§ Aim of the task
Wherever the string "上级转移支付收入" appears, copy the whole line.

§ Information given

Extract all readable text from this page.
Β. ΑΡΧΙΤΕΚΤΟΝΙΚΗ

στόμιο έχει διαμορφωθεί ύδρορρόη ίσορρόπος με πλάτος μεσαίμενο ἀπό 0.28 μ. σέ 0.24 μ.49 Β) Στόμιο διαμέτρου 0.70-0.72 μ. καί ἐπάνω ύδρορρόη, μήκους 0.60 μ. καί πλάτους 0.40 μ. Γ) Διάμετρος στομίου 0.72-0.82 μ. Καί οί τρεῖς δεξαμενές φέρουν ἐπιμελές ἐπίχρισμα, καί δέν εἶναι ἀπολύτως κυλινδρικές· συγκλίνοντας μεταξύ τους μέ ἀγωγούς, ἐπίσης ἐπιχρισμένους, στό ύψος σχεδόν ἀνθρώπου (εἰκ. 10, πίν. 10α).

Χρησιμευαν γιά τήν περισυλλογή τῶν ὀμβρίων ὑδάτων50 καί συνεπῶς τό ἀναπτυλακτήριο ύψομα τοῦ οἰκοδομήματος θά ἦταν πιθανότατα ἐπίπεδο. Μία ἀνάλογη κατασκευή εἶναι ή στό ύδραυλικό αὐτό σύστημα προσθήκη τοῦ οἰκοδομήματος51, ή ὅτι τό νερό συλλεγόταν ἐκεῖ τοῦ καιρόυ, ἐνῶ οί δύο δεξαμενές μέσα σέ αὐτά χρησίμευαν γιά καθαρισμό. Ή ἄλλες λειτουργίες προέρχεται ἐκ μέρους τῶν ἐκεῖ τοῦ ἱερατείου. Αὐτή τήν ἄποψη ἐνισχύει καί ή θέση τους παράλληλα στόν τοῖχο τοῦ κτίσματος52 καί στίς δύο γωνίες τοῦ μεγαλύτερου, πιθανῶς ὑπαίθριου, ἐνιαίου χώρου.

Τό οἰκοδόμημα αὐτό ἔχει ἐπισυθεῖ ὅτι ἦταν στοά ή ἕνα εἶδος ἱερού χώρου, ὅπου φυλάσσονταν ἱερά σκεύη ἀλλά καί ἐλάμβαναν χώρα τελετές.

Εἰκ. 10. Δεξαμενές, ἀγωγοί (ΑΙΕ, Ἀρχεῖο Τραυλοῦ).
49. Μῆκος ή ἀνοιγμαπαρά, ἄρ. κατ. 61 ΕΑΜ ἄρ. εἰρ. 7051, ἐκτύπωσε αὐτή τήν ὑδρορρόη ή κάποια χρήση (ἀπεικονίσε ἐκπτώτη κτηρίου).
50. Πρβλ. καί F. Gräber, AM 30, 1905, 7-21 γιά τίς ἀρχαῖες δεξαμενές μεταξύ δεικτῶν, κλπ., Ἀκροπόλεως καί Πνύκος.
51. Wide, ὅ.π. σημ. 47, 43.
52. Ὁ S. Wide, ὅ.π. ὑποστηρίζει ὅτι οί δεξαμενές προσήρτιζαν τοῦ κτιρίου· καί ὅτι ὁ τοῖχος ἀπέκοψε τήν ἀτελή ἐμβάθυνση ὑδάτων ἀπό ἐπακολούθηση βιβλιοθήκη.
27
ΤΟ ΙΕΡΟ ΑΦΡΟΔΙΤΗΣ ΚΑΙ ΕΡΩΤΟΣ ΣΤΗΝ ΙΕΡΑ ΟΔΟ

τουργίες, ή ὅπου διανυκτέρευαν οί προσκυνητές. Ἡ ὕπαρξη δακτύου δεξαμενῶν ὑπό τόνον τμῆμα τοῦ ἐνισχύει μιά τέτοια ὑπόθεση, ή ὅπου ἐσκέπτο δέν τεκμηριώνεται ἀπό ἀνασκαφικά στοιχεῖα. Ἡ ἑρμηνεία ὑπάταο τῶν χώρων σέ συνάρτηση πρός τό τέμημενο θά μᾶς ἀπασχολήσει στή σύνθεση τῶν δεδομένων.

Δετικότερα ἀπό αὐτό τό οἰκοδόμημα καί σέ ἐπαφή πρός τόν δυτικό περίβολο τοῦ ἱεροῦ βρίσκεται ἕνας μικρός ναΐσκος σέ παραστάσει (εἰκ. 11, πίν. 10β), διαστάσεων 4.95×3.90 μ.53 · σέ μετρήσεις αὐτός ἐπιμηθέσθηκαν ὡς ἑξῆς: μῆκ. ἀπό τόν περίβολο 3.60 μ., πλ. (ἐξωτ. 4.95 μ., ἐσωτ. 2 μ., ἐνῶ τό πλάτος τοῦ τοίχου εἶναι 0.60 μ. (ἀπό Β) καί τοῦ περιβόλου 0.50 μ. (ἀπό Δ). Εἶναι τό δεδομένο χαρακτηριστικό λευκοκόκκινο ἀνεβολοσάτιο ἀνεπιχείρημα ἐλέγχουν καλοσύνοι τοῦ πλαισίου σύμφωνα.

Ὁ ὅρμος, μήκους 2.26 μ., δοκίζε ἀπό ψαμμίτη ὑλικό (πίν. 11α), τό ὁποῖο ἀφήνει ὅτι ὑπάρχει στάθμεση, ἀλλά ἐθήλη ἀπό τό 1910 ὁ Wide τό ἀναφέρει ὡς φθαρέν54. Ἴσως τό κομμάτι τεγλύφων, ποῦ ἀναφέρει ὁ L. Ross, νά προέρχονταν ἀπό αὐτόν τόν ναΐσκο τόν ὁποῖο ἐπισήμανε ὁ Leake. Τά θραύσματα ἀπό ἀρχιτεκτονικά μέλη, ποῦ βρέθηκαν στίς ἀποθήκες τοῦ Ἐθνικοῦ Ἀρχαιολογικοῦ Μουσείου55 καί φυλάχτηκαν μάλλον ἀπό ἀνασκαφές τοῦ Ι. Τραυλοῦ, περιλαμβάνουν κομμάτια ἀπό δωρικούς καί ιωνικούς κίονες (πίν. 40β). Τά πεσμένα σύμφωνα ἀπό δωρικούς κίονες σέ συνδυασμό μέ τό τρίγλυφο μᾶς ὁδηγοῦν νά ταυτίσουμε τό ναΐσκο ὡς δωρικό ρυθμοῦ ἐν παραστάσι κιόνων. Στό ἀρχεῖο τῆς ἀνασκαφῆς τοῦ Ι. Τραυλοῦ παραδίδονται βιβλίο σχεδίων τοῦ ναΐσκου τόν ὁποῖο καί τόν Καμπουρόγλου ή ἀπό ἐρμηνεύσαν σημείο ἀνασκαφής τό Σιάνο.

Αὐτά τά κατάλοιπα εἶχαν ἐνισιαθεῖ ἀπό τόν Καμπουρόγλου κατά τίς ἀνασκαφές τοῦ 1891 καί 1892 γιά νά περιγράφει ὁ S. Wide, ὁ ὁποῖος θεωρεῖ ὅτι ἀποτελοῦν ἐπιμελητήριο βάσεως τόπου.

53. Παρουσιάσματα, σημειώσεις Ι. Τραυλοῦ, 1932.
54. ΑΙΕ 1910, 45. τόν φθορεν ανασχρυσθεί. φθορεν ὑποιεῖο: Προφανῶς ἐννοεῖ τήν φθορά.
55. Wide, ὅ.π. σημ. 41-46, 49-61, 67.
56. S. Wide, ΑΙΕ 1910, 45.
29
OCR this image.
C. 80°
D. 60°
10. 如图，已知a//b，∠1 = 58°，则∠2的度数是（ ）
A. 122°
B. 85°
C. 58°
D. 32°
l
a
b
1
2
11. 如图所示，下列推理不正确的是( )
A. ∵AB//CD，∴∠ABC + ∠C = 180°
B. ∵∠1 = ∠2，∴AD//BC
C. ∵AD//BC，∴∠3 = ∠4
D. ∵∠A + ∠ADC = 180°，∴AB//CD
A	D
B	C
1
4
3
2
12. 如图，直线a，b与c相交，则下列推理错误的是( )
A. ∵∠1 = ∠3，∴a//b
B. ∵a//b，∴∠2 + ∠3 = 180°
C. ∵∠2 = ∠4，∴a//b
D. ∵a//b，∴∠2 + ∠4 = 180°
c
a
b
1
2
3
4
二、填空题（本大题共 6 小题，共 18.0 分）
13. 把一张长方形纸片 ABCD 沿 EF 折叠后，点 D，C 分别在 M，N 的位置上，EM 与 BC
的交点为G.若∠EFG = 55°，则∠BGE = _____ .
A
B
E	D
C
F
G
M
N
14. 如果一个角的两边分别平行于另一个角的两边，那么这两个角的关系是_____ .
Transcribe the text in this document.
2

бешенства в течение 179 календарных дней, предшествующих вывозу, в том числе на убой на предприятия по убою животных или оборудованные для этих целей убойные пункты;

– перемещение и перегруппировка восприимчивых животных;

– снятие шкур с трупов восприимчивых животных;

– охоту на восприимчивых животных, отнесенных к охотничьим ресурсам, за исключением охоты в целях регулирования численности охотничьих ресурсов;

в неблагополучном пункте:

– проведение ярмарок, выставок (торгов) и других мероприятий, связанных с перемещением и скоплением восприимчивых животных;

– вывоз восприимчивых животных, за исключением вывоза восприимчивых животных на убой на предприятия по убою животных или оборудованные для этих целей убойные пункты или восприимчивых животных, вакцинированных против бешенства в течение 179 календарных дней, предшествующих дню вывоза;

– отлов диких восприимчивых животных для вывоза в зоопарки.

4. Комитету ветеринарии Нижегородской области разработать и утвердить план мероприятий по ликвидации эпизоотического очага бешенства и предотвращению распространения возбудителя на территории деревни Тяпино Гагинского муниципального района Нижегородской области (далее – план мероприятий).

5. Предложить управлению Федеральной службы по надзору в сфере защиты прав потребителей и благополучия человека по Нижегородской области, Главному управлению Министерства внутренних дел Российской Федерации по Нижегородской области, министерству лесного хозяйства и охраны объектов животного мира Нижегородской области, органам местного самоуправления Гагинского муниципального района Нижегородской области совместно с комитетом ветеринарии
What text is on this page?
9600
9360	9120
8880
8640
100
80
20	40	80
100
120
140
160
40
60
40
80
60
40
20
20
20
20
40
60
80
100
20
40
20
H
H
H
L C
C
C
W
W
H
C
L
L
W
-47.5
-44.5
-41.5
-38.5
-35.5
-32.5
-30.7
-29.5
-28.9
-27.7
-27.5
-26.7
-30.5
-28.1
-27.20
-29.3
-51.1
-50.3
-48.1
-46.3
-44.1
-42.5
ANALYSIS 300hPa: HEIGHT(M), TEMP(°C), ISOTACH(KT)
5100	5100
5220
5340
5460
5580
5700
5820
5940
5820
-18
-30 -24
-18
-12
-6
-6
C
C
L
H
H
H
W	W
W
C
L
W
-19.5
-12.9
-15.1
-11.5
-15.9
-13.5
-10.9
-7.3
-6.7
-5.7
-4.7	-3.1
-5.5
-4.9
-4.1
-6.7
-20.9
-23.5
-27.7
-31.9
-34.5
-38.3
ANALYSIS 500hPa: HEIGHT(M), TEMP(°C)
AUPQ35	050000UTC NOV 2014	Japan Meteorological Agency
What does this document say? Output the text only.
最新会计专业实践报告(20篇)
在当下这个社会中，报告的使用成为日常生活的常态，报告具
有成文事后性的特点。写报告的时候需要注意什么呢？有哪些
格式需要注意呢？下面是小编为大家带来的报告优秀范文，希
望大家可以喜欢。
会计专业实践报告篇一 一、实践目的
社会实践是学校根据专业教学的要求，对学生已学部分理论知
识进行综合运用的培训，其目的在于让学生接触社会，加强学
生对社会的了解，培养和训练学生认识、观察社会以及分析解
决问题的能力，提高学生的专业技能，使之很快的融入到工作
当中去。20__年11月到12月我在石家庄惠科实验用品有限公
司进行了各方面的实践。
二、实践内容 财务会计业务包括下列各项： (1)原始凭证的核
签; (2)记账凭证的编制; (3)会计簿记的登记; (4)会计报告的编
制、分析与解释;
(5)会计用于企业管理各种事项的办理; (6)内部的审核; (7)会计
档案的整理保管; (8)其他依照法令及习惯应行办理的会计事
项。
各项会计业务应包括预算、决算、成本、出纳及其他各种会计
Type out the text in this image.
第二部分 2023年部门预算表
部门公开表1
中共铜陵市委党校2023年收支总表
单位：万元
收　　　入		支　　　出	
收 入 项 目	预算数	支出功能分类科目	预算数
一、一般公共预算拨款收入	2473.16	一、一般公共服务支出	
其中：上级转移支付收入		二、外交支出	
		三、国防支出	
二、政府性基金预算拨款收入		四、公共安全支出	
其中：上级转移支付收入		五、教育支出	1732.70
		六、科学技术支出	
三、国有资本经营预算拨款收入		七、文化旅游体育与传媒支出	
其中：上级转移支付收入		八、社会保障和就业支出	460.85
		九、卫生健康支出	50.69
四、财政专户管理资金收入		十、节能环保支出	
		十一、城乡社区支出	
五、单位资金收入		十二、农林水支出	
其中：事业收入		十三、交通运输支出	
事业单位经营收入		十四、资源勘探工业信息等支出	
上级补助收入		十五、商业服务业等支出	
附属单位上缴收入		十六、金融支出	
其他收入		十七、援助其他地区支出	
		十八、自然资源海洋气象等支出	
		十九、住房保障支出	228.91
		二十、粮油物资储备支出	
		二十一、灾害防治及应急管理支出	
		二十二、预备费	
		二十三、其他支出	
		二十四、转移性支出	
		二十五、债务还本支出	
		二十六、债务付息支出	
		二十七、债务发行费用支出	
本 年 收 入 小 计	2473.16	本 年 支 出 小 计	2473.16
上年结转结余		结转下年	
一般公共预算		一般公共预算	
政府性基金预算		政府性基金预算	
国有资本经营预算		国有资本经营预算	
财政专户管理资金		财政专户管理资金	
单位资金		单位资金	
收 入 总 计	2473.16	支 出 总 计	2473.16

§ The reply
其中：上级转移支付收入		二、外交支出	
其中：上级转移支付收入		五、教育支出	1732.70
其中：上级转移支付收入		八、社会保障和就业支出	460.85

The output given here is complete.